Which lines of the records contain "right"? Collect every one of them.

• • • •

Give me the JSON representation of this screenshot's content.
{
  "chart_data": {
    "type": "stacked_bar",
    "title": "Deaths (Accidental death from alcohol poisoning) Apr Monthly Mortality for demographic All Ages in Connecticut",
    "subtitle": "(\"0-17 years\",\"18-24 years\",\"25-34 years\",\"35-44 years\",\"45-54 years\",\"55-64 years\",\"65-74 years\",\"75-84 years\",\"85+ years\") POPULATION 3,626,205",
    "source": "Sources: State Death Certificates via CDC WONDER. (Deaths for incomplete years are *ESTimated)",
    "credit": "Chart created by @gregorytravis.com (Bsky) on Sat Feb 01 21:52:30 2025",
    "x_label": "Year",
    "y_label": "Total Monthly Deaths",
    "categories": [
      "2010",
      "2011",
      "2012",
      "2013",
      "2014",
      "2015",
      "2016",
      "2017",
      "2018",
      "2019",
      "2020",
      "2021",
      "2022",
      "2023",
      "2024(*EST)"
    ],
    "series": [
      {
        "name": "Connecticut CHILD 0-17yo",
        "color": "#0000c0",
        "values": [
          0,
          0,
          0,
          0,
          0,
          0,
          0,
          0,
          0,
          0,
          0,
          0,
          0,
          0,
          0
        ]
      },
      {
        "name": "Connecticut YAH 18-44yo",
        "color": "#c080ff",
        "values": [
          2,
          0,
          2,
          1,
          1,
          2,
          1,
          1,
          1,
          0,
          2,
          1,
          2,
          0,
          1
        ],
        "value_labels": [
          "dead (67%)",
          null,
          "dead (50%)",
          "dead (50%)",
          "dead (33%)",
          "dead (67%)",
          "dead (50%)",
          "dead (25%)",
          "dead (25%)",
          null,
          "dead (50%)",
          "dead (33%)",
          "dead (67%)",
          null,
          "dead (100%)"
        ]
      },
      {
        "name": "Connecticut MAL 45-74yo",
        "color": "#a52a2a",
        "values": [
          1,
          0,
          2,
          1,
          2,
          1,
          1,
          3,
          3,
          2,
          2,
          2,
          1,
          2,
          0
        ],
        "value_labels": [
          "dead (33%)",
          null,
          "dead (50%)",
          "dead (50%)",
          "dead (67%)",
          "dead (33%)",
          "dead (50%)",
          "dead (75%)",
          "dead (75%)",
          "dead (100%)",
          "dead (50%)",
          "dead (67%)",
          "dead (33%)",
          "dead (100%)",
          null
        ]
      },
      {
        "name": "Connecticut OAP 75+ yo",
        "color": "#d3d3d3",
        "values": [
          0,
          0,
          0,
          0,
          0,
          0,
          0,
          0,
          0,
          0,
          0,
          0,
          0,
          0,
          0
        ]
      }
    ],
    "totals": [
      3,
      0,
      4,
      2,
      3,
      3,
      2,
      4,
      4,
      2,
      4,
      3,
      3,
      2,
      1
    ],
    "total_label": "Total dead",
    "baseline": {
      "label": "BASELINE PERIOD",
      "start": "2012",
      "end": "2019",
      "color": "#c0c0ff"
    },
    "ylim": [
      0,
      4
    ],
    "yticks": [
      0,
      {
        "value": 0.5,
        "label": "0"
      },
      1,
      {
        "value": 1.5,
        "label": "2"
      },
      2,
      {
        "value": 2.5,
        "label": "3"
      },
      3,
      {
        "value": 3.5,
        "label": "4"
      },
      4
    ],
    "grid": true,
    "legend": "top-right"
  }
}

• • • •

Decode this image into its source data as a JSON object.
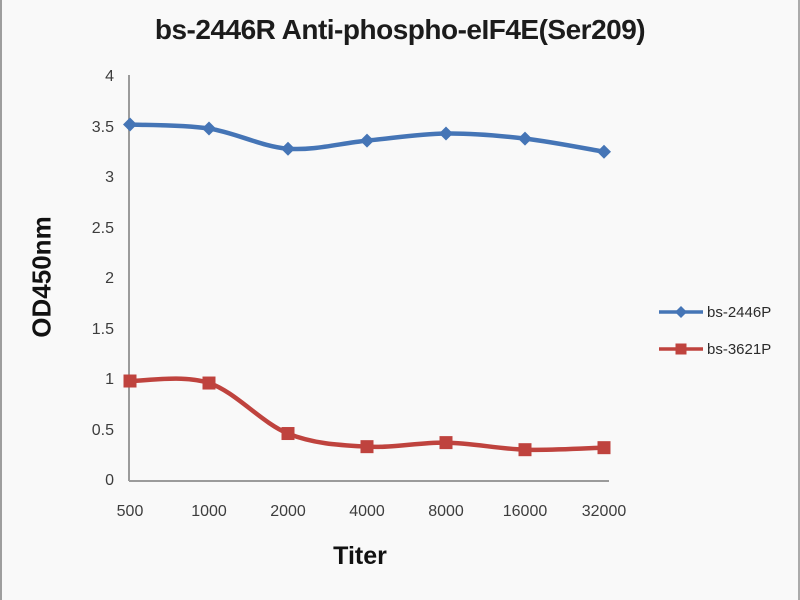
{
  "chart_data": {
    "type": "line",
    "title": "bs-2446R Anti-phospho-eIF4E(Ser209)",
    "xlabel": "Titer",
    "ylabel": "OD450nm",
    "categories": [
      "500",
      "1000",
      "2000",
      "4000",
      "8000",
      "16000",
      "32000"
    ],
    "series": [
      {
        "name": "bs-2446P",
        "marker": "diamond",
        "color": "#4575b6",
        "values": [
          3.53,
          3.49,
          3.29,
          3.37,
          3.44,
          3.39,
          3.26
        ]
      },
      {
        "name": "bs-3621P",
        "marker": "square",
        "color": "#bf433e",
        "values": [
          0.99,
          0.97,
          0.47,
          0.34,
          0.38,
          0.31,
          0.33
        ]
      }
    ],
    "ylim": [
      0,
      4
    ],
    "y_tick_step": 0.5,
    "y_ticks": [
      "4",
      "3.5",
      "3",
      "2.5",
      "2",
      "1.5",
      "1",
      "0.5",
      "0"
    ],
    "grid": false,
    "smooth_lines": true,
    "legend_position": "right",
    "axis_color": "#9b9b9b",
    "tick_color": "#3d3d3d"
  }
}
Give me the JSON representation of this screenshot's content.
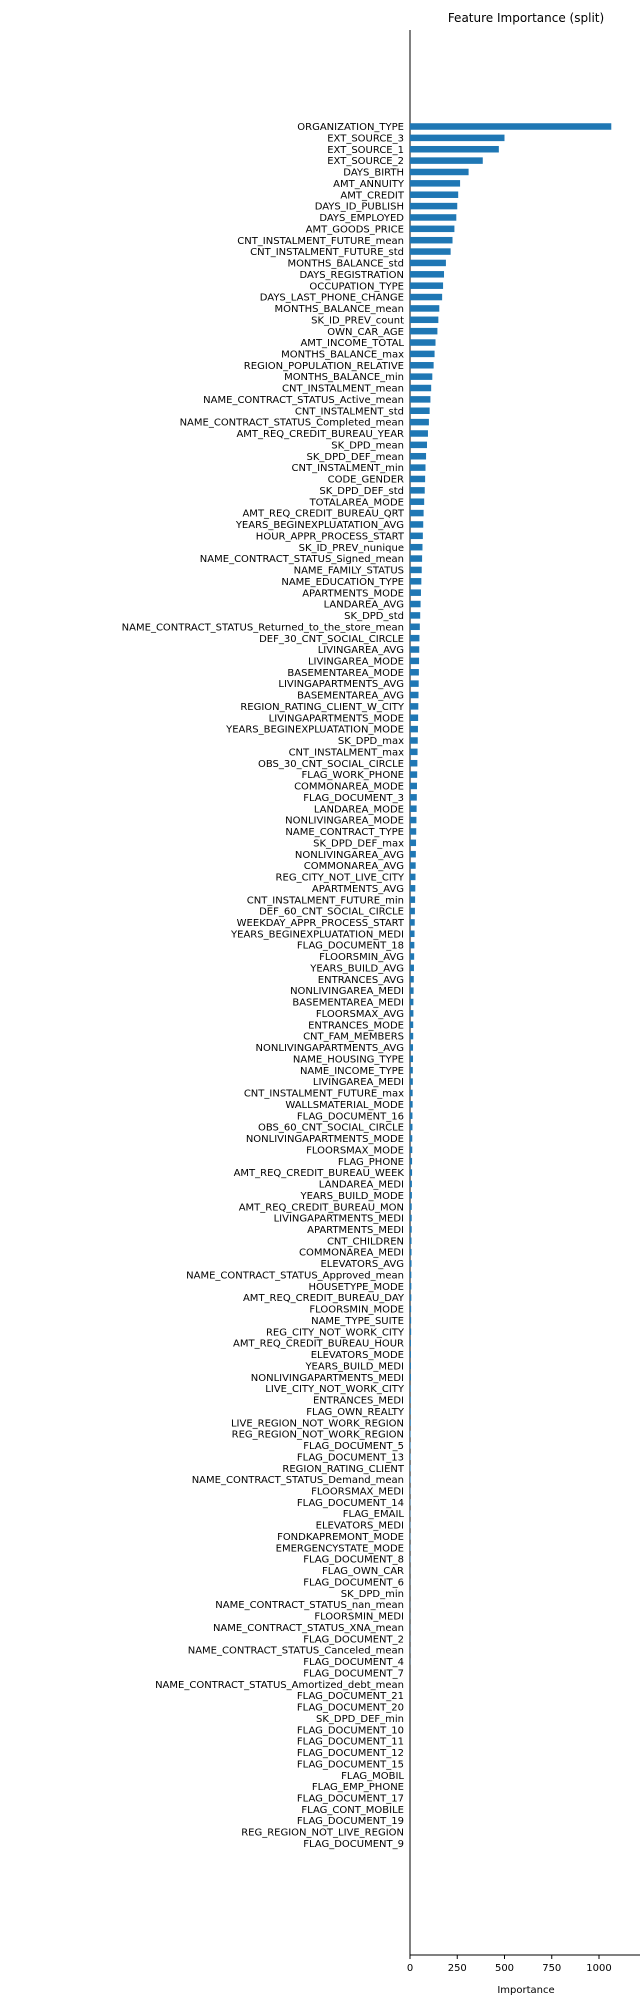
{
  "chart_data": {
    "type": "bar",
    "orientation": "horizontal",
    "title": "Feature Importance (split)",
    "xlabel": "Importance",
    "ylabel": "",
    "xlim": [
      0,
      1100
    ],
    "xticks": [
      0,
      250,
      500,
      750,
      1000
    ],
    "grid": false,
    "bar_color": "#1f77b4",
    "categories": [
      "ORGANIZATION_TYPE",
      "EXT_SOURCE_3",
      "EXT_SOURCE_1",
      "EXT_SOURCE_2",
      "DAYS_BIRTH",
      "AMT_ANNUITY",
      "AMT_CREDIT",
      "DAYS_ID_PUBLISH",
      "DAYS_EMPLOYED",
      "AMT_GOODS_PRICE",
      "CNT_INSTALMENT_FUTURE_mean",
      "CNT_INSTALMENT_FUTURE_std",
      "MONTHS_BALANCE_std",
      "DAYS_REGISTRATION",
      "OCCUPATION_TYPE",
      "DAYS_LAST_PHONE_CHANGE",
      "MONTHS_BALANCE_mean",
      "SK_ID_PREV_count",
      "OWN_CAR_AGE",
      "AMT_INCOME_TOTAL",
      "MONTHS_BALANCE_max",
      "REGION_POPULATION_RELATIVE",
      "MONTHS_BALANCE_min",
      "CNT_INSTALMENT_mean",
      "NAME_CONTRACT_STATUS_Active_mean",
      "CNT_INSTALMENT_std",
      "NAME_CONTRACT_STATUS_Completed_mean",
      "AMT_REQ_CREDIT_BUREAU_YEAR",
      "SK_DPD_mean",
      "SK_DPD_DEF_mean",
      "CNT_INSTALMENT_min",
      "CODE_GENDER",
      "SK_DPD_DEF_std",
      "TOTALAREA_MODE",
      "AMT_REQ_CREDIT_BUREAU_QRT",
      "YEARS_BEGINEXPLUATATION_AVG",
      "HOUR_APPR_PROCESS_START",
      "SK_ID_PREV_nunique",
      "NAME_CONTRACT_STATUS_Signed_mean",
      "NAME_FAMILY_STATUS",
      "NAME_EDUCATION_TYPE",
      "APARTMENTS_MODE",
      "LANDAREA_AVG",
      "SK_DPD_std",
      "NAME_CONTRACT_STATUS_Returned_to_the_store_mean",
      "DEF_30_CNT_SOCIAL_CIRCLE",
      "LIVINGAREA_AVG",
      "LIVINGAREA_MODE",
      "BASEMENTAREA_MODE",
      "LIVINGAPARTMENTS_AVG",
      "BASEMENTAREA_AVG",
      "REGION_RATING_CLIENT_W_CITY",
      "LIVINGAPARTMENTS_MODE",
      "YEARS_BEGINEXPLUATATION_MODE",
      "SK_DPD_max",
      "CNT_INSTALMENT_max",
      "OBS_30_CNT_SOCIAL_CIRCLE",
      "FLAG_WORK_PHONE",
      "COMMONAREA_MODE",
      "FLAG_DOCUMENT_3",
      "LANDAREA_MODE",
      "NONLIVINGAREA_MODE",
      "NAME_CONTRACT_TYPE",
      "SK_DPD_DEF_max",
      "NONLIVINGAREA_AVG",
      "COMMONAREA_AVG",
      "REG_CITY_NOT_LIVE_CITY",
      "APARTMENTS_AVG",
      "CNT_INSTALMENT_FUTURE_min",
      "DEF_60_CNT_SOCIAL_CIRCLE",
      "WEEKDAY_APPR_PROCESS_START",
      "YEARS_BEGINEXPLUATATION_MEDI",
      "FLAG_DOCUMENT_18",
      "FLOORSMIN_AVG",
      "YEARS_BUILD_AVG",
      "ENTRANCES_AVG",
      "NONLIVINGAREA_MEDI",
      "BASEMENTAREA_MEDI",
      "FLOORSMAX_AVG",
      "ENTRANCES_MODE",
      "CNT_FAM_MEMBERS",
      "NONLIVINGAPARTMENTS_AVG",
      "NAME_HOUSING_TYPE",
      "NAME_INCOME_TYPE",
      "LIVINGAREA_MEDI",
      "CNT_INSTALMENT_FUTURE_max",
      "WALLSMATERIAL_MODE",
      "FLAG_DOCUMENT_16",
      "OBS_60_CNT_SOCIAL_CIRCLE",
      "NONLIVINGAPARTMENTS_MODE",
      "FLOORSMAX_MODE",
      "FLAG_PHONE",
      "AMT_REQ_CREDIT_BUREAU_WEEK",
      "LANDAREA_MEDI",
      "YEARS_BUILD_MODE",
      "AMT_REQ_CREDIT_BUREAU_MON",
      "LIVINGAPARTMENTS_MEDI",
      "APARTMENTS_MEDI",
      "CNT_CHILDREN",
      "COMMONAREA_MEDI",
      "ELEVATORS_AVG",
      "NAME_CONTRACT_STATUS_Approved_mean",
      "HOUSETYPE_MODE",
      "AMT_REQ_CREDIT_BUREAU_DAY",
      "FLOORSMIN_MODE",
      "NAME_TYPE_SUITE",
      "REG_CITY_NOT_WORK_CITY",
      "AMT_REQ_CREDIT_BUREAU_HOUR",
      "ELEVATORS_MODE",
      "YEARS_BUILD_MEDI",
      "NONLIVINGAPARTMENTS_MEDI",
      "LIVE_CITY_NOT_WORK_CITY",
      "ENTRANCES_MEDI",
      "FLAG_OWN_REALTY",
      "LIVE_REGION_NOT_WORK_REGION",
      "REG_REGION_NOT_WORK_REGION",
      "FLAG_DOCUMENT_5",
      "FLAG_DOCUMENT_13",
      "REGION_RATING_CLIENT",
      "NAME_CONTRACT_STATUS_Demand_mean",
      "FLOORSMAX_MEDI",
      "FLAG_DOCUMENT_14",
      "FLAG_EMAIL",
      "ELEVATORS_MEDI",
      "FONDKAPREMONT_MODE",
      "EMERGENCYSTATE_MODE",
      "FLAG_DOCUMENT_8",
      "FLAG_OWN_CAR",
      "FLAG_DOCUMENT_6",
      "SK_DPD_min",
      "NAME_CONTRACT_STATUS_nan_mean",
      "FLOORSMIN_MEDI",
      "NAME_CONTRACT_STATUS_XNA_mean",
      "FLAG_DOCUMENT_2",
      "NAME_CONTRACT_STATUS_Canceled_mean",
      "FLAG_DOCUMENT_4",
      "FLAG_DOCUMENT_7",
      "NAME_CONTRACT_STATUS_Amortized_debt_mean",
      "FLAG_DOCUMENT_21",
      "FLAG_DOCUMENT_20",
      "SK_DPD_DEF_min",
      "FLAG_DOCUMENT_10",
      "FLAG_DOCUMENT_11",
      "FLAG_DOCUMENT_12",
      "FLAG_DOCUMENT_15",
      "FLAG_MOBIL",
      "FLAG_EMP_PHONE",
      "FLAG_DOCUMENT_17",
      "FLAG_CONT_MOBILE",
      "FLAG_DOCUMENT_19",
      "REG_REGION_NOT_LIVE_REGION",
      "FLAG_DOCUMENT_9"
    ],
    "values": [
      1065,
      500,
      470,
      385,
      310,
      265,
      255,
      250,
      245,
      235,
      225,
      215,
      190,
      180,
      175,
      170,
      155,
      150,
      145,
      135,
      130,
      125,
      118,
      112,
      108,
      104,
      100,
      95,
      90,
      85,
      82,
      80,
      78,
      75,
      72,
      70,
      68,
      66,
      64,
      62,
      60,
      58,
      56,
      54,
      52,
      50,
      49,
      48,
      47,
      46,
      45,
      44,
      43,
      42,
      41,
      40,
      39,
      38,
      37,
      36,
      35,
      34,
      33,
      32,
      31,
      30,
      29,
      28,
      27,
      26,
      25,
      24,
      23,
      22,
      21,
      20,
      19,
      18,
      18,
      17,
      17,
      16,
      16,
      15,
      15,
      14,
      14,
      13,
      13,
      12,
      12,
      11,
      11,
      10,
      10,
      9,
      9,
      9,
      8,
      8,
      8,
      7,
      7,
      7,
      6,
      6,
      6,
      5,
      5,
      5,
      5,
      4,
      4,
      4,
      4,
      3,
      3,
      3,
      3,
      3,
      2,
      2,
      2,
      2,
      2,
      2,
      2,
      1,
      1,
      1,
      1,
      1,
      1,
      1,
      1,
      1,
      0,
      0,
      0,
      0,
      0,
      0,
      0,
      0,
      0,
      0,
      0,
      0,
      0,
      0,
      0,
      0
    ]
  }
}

• • • •

## [Full answer]
    "legend": "top-right"
    "legend_position": "right",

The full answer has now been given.